» **Data for the task**:
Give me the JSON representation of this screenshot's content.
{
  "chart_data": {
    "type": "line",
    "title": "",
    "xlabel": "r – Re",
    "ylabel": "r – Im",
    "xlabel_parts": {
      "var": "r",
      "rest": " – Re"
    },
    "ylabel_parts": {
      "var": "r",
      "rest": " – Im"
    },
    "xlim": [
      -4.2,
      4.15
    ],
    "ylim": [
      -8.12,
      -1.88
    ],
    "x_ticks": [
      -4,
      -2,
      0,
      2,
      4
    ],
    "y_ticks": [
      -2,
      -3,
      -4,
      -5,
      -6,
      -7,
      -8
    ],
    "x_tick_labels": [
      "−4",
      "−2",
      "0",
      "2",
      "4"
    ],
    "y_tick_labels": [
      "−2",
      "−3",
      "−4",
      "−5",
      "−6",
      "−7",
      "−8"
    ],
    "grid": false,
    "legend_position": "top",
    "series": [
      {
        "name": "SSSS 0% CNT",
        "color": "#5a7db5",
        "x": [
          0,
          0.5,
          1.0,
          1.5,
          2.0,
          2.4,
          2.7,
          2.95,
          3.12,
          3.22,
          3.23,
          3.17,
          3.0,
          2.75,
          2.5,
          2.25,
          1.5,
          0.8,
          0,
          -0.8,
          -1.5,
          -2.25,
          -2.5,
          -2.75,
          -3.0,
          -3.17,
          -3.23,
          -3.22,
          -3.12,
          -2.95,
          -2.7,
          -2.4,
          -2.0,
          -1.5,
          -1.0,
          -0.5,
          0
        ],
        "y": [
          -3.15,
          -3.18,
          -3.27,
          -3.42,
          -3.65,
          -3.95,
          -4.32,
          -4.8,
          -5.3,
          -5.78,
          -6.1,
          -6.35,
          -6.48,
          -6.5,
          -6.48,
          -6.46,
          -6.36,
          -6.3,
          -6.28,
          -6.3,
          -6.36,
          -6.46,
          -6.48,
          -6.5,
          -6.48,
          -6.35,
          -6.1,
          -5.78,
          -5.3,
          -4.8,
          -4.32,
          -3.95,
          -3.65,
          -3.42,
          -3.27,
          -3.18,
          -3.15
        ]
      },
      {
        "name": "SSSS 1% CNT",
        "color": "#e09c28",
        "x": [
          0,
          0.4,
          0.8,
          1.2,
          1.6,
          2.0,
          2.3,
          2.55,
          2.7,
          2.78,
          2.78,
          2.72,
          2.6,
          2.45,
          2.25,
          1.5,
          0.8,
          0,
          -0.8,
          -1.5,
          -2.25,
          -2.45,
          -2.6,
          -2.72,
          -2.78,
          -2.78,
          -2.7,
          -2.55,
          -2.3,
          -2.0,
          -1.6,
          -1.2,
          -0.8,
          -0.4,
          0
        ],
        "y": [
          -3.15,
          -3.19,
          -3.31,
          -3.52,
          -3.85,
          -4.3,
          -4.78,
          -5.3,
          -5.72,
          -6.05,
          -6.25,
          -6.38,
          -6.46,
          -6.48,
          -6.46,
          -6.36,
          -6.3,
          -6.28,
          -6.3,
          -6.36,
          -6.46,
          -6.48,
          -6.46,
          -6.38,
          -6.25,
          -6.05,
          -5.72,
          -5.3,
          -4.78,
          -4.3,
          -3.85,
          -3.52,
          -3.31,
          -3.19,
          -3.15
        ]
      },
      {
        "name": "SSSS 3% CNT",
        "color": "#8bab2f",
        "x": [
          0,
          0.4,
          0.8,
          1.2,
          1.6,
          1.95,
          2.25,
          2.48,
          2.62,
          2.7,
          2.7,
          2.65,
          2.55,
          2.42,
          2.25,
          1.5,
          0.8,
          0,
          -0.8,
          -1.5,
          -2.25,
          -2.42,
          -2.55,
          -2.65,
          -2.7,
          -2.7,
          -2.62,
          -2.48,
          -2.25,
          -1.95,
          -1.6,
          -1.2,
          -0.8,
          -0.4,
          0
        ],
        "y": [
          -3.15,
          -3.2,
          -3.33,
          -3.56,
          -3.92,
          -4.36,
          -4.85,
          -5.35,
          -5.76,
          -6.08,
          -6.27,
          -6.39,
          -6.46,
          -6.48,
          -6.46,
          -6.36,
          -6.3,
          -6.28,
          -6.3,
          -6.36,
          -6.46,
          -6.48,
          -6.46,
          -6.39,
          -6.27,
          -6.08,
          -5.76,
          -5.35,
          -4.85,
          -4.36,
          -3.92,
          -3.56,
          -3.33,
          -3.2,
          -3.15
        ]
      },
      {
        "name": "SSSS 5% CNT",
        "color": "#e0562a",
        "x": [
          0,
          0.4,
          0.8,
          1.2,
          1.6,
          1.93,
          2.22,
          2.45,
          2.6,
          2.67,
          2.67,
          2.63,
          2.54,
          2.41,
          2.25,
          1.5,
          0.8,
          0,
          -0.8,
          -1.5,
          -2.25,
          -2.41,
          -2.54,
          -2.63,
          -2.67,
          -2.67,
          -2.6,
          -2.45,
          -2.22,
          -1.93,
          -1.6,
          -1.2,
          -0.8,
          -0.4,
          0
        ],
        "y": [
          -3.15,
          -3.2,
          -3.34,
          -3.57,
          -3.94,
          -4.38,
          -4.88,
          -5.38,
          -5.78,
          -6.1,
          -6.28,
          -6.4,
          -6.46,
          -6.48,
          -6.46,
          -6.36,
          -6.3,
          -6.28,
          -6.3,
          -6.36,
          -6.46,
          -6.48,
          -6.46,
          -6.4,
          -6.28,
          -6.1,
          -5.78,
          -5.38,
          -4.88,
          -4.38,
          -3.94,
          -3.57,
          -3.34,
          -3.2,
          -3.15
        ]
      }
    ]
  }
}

» **Do this**:
Write out the entries above word for word.

» **Full solution**:
Give me the JSON representation of this screenshot's content.
{
  "chart_data": {
    "type": "line",
    "title": "",
    "xlabel": "r – Re",
    "ylabel": "r – Im",
    "xlabel_parts": {
      "var": "r",
      "rest": " – Re"
    },
    "ylabel_parts": {
      "var": "r",
      "rest": " – Im"
    },
    "xlim": [
      -4.2,
      4.15
    ],
    "ylim": [
      -8.12,
      -1.88
    ],
    "x_ticks": [
      -4,
      -2,
      0,
      2,
      4
    ],
    "y_ticks": [
      -2,
      -3,
      -4,
      -5,
      -6,
      -7,
      -8
    ],
    "x_tick_labels": [
      "−4",
      "−2",
      "0",
      "2",
      "4"
    ],
    "y_tick_labels": [
      "−2",
      "−3",
      "−4",
      "−5",
      "−6",
      "−7",
      "−8"
    ],
    "grid": false,
    "legend_position": "top",
    "series": [
      {
        "name": "SSSS 0% CNT",
        "color": "#5a7db5",
        "x": [
          0,
          0.5,
          1.0,
          1.5,
          2.0,
          2.4,
          2.7,
          2.95,
          3.12,
          3.22,
          3.23,
          3.17,
          3.0,
          2.75,
          2.5,
          2.25,
          1.5,
          0.8,
          0,
          -0.8,
          -1.5,
          -2.25,
          -2.5,
          -2.75,
          -3.0,
          -3.17,
          -3.23,
          -3.22,
          -3.12,
          -2.95,
          -2.7,
          -2.4,
          -2.0,
          -1.5,
          -1.0,
          -0.5,
          0
        ],
        "y": [
          -3.15,
          -3.18,
          -3.27,
          -3.42,
          -3.65,
          -3.95,
          -4.32,
          -4.8,
          -5.3,
          -5.78,
          -6.1,
          -6.35,
          -6.48,
          -6.5,
          -6.48,
          -6.46,
          -6.36,
          -6.3,
          -6.28,
          -6.3,
          -6.36,
          -6.46,
          -6.48,
          -6.5,
          -6.48,
          -6.35,
          -6.1,
          -5.78,
          -5.3,
          -4.8,
          -4.32,
          -3.95,
          -3.65,
          -3.42,
          -3.27,
          -3.18,
          -3.15
        ]
      },
      {
        "name": "SSSS 1% CNT",
        "color": "#e09c28",
        "x": [
          0,
          0.4,
          0.8,
          1.2,
          1.6,
          2.0,
          2.3,
          2.55,
          2.7,
          2.78,
          2.78,
          2.72,
          2.6,
          2.45,
          2.25,
          1.5,
          0.8,
          0,
          -0.8,
          -1.5,
          -2.25,
          -2.45,
          -2.6,
          -2.72,
          -2.78,
          -2.78,
          -2.7,
          -2.55,
          -2.3,
          -2.0,
          -1.6,
          -1.2,
          -0.8,
          -0.4,
          0
        ],
        "y": [
          -3.15,
          -3.19,
          -3.31,
          -3.52,
          -3.85,
          -4.3,
          -4.78,
          -5.3,
          -5.72,
          -6.05,
          -6.25,
          -6.38,
          -6.46,
          -6.48,
          -6.46,
          -6.36,
          -6.3,
          -6.28,
          -6.3,
          -6.36,
          -6.46,
          -6.48,
          -6.46,
          -6.38,
          -6.25,
          -6.05,
          -5.72,
          -5.3,
          -4.78,
          -4.3,
          -3.85,
          -3.52,
          -3.31,
          -3.19,
          -3.15
        ]
      },
      {
        "name": "SSSS 3% CNT",
        "color": "#8bab2f",
        "x": [
          0,
          0.4,
          0.8,
          1.2,
          1.6,
          1.95,
          2.25,
          2.48,
          2.62,
          2.7,
          2.7,
          2.65,
          2.55,
          2.42,
          2.25,
          1.5,
          0.8,
          0,
          -0.8,
          -1.5,
          -2.25,
          -2.42,
          -2.55,
          -2.65,
          -2.7,
          -2.7,
          -2.62,
          -2.48,
          -2.25,
          -1.95,
          -1.6,
          -1.2,
          -0.8,
          -0.4,
          0
        ],
        "y": [
          -3.15,
          -3.2,
          -3.33,
          -3.56,
          -3.92,
          -4.36,
          -4.85,
          -5.35,
          -5.76,
          -6.08,
          -6.27,
          -6.39,
          -6.46,
          -6.48,
          -6.46,
          -6.36,
          -6.3,
          -6.28,
          -6.3,
          -6.36,
          -6.46,
          -6.48,
          -6.46,
          -6.39,
          -6.27,
          -6.08,
          -5.76,
          -5.35,
          -4.85,
          -4.36,
          -3.92,
          -3.56,
          -3.33,
          -3.2,
          -3.15
        ]
      },
      {
        "name": "SSSS 5% CNT",
        "color": "#e0562a",
        "x": [
          0,
          0.4,
          0.8,
          1.2,
          1.6,
          1.93,
          2.22,
          2.45,
          2.6,
          2.67,
          2.67,
          2.63,
          2.54,
          2.41,
          2.25,
          1.5,
          0.8,
          0,
          -0.8,
          -1.5,
          -2.25,
          -2.41,
          -2.54,
          -2.63,
          -2.67,
          -2.67,
          -2.6,
          -2.45,
          -2.22,
          -1.93,
          -1.6,
          -1.2,
          -0.8,
          -0.4,
          0
        ],
        "y": [
          -3.15,
          -3.2,
          -3.34,
          -3.57,
          -3.94,
          -4.38,
          -4.88,
          -5.38,
          -5.78,
          -6.1,
          -6.28,
          -6.4,
          -6.46,
          -6.48,
          -6.46,
          -6.36,
          -6.3,
          -6.28,
          -6.3,
          -6.36,
          -6.46,
          -6.48,
          -6.46,
          -6.4,
          -6.28,
          -6.1,
          -5.78,
          -5.38,
          -4.88,
          -4.38,
          -3.94,
          -3.57,
          -3.34,
          -3.2,
          -3.15
        ]
      }
    ]
  }
}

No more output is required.